● WRITTEN EXERCISE: Count the lines below that contain the word "text", and reply with that number alone.

%%

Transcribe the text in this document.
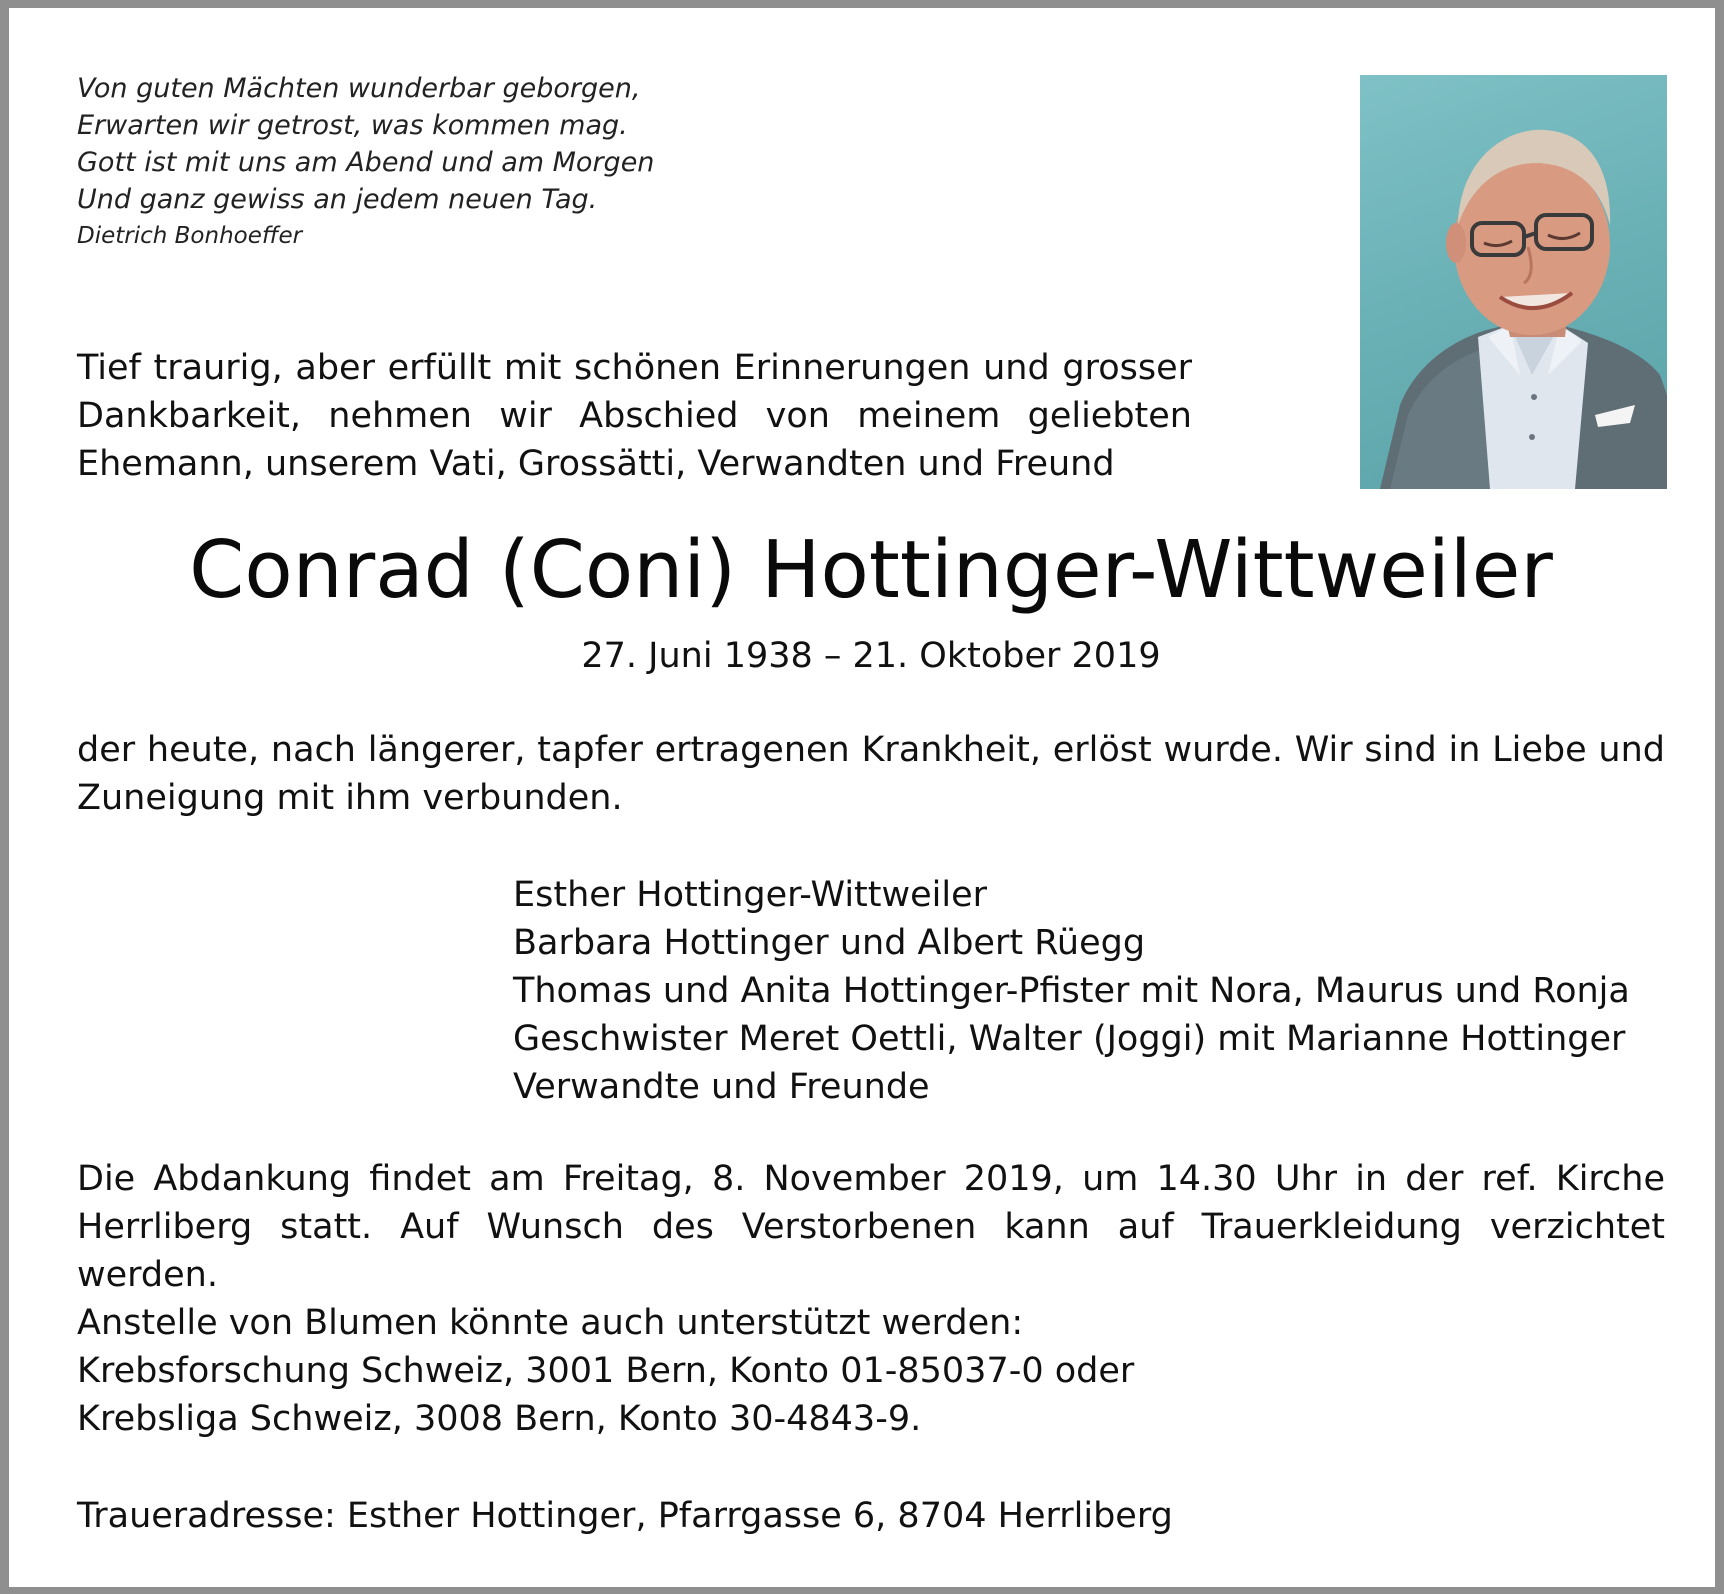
Von guten Mächten wunderbar geborgen,
Erwarten wir getrost, was kommen mag.
Gott ist mit uns am Abend und am Morgen
Und ganz gewiss an jedem neuen Tag.
Dietrich Bonhoeffer
Tief traurig, aber erfüllt mit schönen Erinnerungen und grosser Dankbarkeit, nehmen wir Abschied von meinem geliebten Ehemann, unserem Vati, Grossätti, Verwandten und Freund
Conrad (Coni) Hottinger-Wittweiler
27. Juni 1938 – 21. Oktober 2019
der heute, nach längerer, tapfer ertragenen Krankheit, erlöst wurde. Wir sind in Liebe und Zuneigung mit ihm verbunden.
Esther Hottinger-Wittweiler
Barbara Hottinger und Albert Rüegg
Thomas und Anita Hottinger-Pfister mit Nora, Maurus und Ronja
Geschwister Meret Oettli, Walter (Joggi) mit Marianne Hottinger
Verwandte und Freunde
Die Abdankung findet am Freitag, 8. November 2019, um 14.30 Uhr in der ref. Kirche Herrliberg statt. Auf Wunsch des Verstorbenen kann auf Trauerkleidung verzichtet werden.
Anstelle von Blumen könnte auch unterstützt werden:
Krebsforschung Schweiz, 3001 Bern, Konto 01-85037-0 oder
Krebsliga Schweiz, 3008 Bern, Konto 30-4843-9.
Traueradresse: Esther Hottinger, Pfarrgasse 6, 8704 Herrliberg
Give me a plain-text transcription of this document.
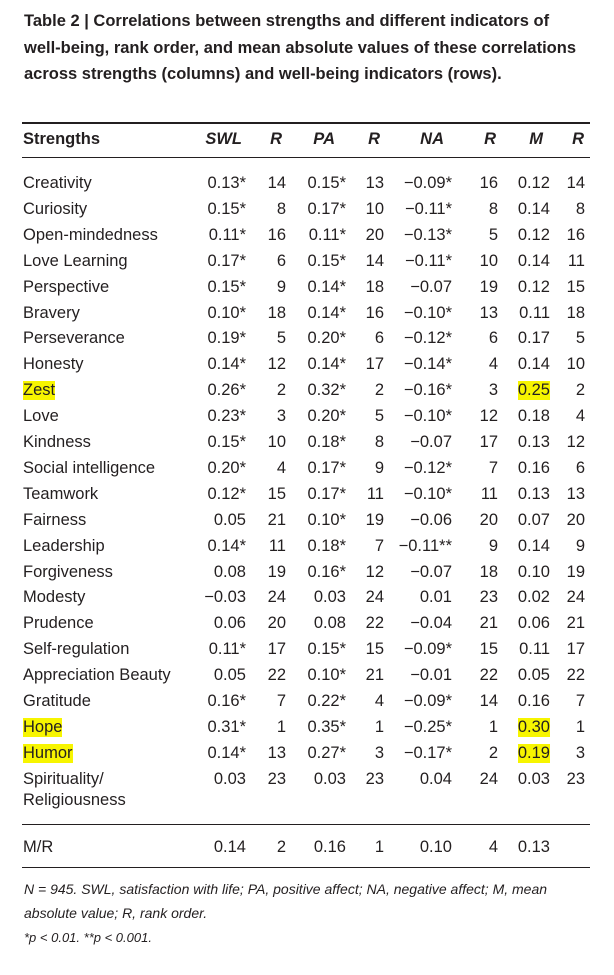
Table 2 | Correlations between strengths and different indicators of well-being, rank order, and mean absolute values of these correlations across strengths (columns) and well-being indicators (rows).

Strengths	SWL R PA R NA R M R
Creativity	0.13* 14 0.15* 13 −0.09* 16 0.12 14
Curiosity	0.15* 8 0.17* 10 −0.11* 8 0.14 8
Open-mindedness	0.11* 16 0.11* 20 −0.13* 5 0.12 16
Love Learning	0.17* 6 0.15* 14 −0.11* 10 0.14 11
Perspective	0.15* 9 0.14* 18 −0.07 19 0.12 15
Bravery	0.10* 18 0.14* 16 −0.10* 13 0.11 18
Perseverance	0.19* 5 0.20* 6 −0.12* 6 0.17 5
Honesty	0.14* 12 0.14* 17 −0.14* 4 0.14 10
Zest	0.26* 2 0.32* 2 −0.16* 3 0.25 2
Love	0.23* 3 0.20* 5 −0.10* 12 0.18 4
Kindness	0.15* 10 0.18* 8 −0.07 17 0.13 12
Social intelligence	0.20* 4 0.17* 9 −0.12* 7 0.16 6
Teamwork	0.12* 15 0.17* 11 −0.10* 11 0.13 13
Fairness	0.05 21 0.10* 19 −0.06 20 0.07 20
Leadership	0.14* 11 0.18* 7 −0.11** 9 0.14 9
Forgiveness	0.08 19 0.16* 12 −0.07 18 0.10 19
Modesty	−0.03 24 0.03 24 0.01 23 0.02 24
Prudence	0.06 20 0.08 22 −0.04 21 0.06 21
Self-regulation	0.11* 17 0.15* 15 −0.09* 15 0.11 17
Appreciation Beauty	0.05 22 0.10* 21 −0.01 22 0.05 22
Gratitude	0.16* 7 0.22* 4 −0.09* 14 0.16 7
Hope	0.31* 1 0.35* 1 −0.25* 1 0.30 1
Humor	0.14* 13 0.27* 3 −0.17* 2 0.19 3
Spirituality/
Religiousness
0.03 23 0.03 23 0.04 24 0.03 23
M/R	0.14 2 0.16 1 0.10 4 0.13

N = 945. SWL, satisfaction with life; PA, positive affect; NA, negative affect; M, mean absolute value; R, rank order.
*p < 0.01. **p < 0.001.
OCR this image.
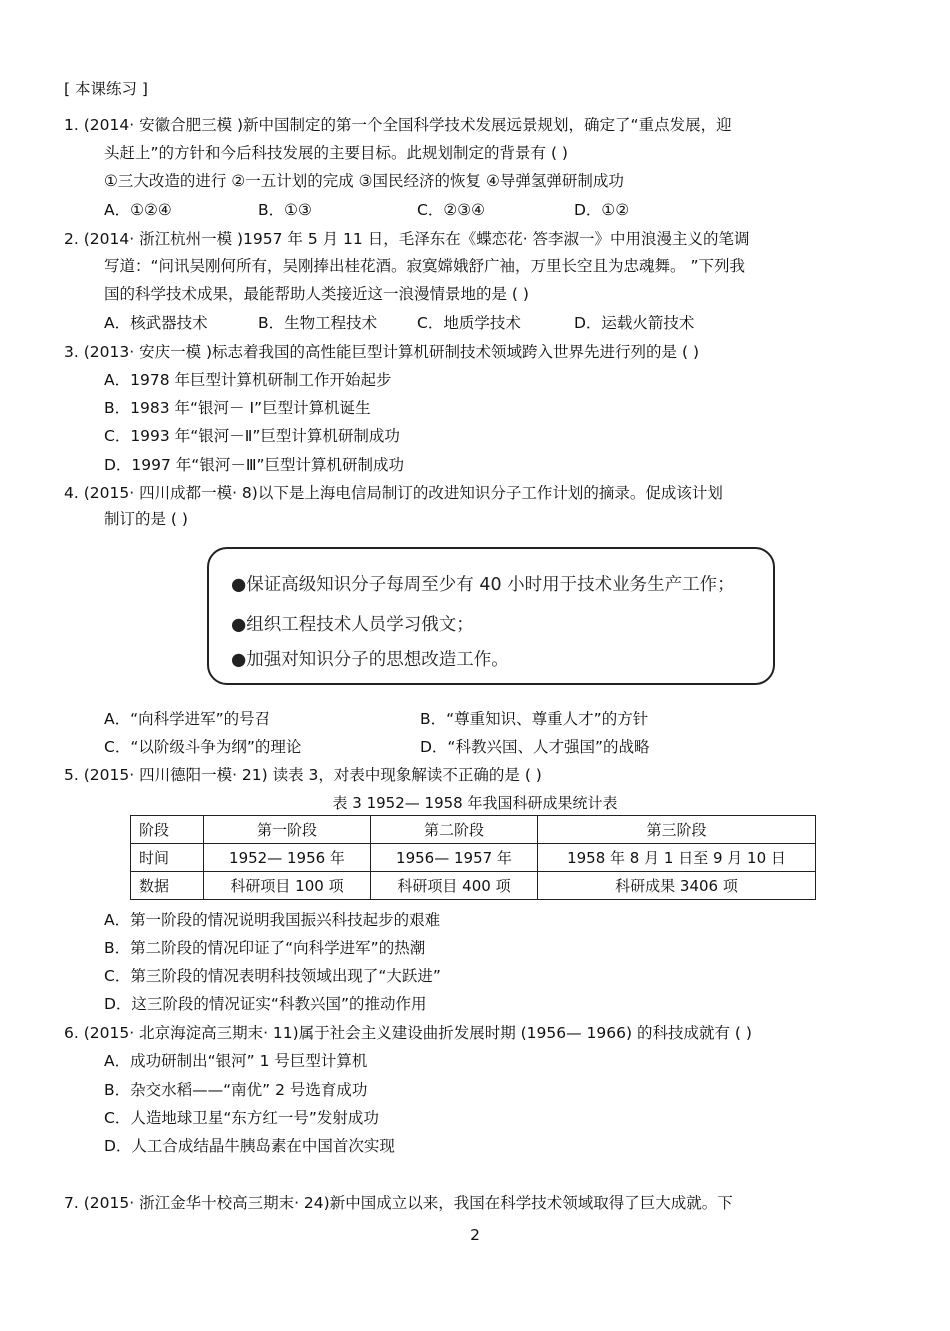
[ 本课练习 ]
1. (2014· 安徽合肥三模 )新中国制定的第一个全国科学技术发展远景规划，确定了“重点发展，迎
头赶上”的方针和今后科技发展的主要目标。此规划制定的背景有 ( )
①三大改造的进行 ②一五计划的完成 ③国民经济的恢复 ④导弹氢弹研制成功
A．①②④	B．①③	C．②③④	D．①②
2. (2014· 浙江杭州一模 )1957 年 5 月 11 日，毛泽东在《蝶恋花· 答李淑一》中用浪漫主义的笔调
写道：“问讯吴刚何所有，吴刚捧出桂花酒。寂寞嫦娥舒广袖，万里长空且为忠魂舞。 ”下列我
国的科学技术成果，最能帮助人类接近这一浪漫情景地的是 ( )
A．核武器技术	B．生物工程技术	C．地质学技术	D．运载火箭技术
3. (2013· 安庆一模 )标志着我国的高性能巨型计算机研制技术领域跨入世界先进行列的是 ( )
A．1978 年巨型计算机研制工作开始起步
B．1983 年“银河－ I”巨型计算机诞生
C．1993 年“银河－Ⅱ”巨型计算机研制成功
D．1997 年“银河－Ⅲ”巨型计算机研制成功
4. (2015· 四川成都一模· 8)以下是上海电信局制订的改进知识分子工作计划的摘录。促成该计划
制订的是 ( )
●保证高级知识分子每周至少有 40 小时用于技术业务生产工作；
●组织工程技术人员学习俄文；
●加强对知识分子的思想改造工作。
A．“向科学进军”的号召	B．“尊重知识、尊重人才”的方针
C．“以阶级斗争为纲”的理论	D．“科教兴国、人才强国”的战略
5. (2015· 四川德阳一模· 21) 读表 3，对表中现象解读不正确的是 ( )
表 3 1952— 1958 年我国科研成果统计表
阶段	第一阶段	第二阶段	第三阶段
时间	1952— 1956 年	1956— 1957 年	1958 年 8 月 1 日至 9 月 10 日
数据	科研项目 100 项	科研项目 400 项	科研成果 3406 项
A．第一阶段的情况说明我国振兴科技起步的艰难
B．第二阶段的情况印证了“向科学进军”的热潮
C．第三阶段的情况表明科技领域出现了“大跃进”
D．这三阶段的情况证实“科教兴国”的推动作用
6. (2015· 北京海淀高三期末· 11)属于社会主义建设曲折发展时期 (1956— 1966) 的科技成就有 ( )
A．成功研制出“银河” 1 号巨型计算机
B．杂交水稻——“南优” 2 号选育成功
C．人造地球卫星“东方红一号”发射成功
D．人工合成结晶牛胰岛素在中国首次实现
7. (2015· 浙江金华十校高三期末· 24)新中国成立以来，我国在科学技术领域取得了巨大成就。下
2
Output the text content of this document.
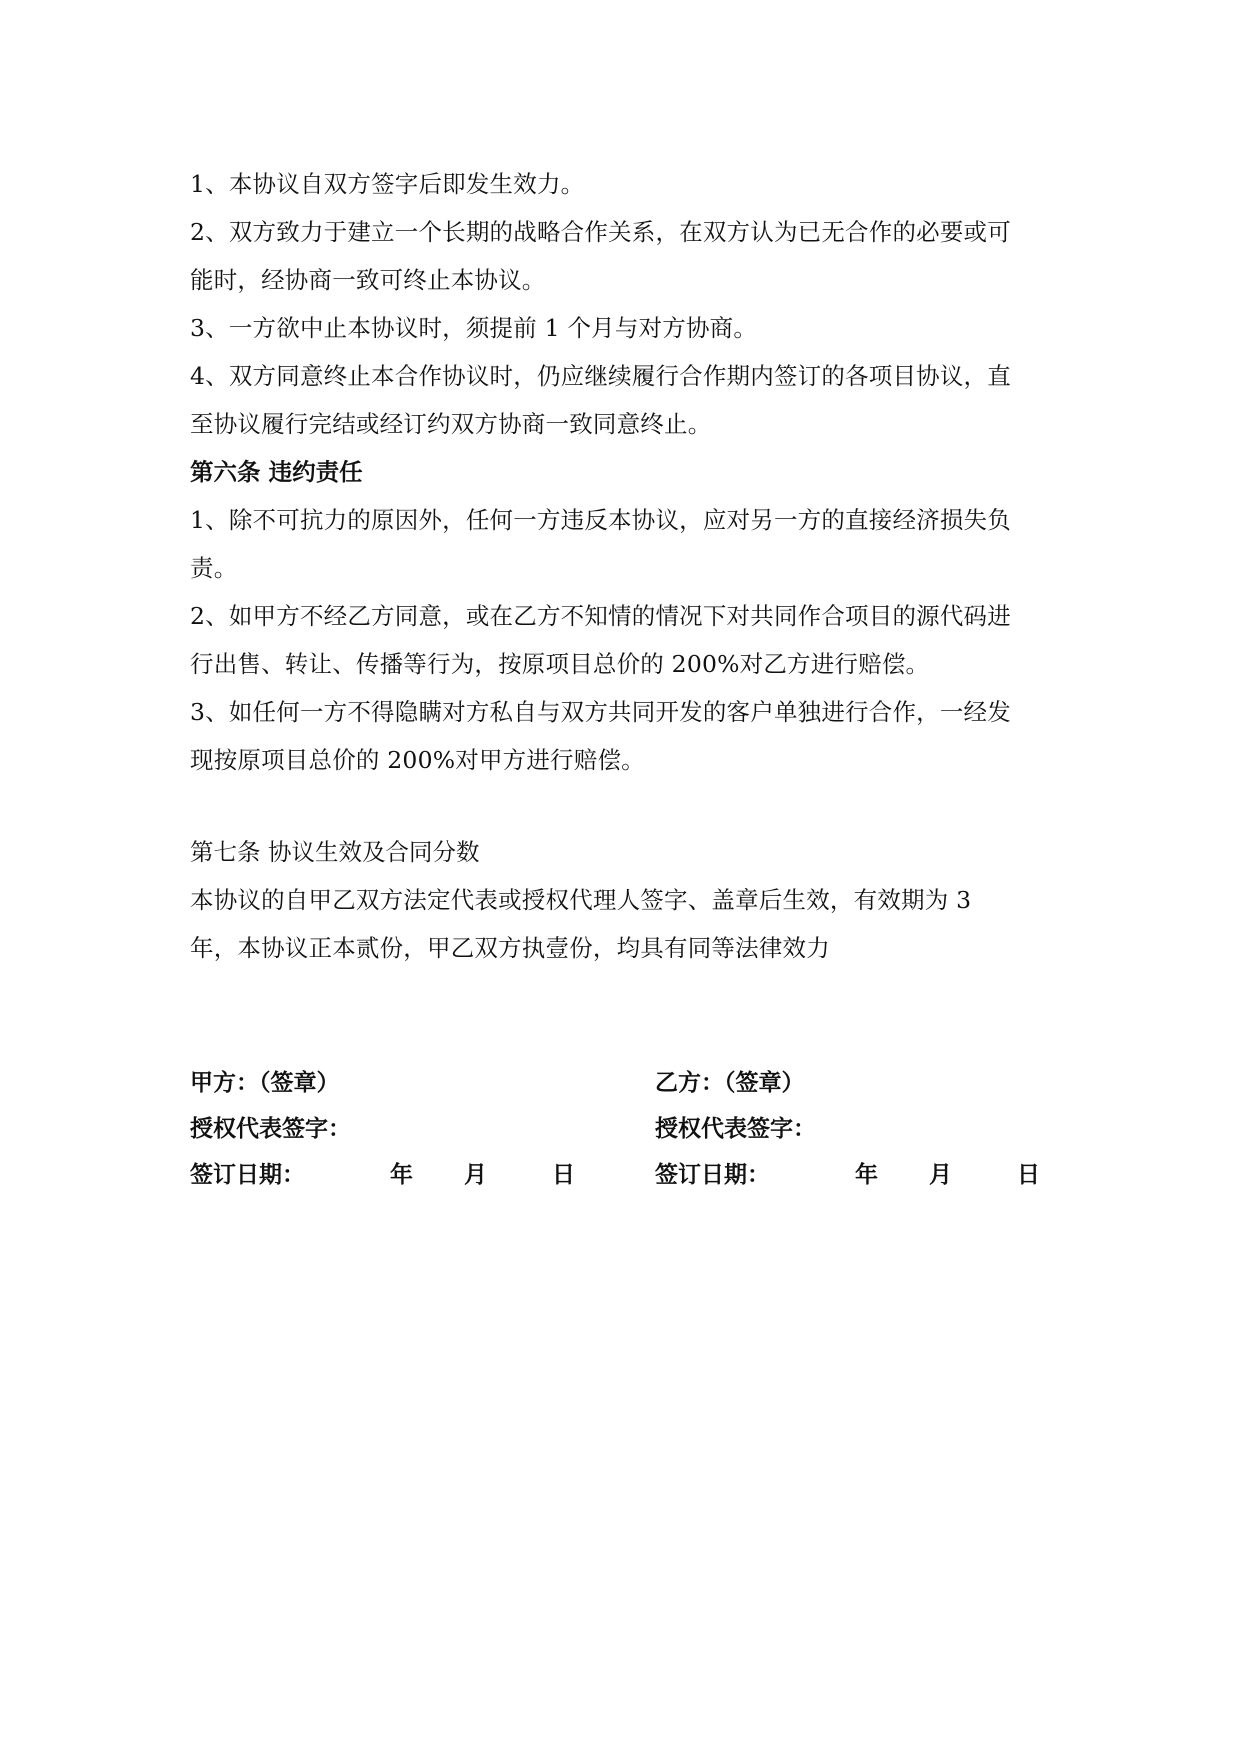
1、本协议自双方签字后即发生效力。

2、双方致力于建立一个长期的战略合作关系，在双方认为已无合作的必要或可

能时，经协商一致可终止本协议。

3、一方欲中止本协议时，须提前 1 个月与对方协商。

4、双方同意终止本合作协议时，仍应继续履行合作期内签订的各项目协议，直

至协议履行完结或经订约双方协商一致同意终止。

第六条 违约责任

1、除不可抗力的原因外，任何一方违反本协议，应对另一方的直接经济损失负

责。

2、如甲方不经乙方同意，或在乙方不知情的情况下对共同作合项目的源代码进

行出售、转让、传播等行为，按原项目总价的 200%对乙方进行赔偿。

3、如任何一方不得隐瞒对方私自与双方共同开发的客户单独进行合作，一经发

现按原项目总价的 200%对甲方进行赔偿。

第七条 协议生效及合同分数

本协议的自甲乙双方法定代表或授权代理人签字、盖章后生效，有效期为 3

年，本协议正本贰份，甲乙双方执壹份，均具有同等法律效力

甲方：（签章）	乙方：（签章）
授权代表签字：	授权代表签字：
签订日期：	年 月	日	签订日期：	年 月	日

%%

● FINISHED TASK: 3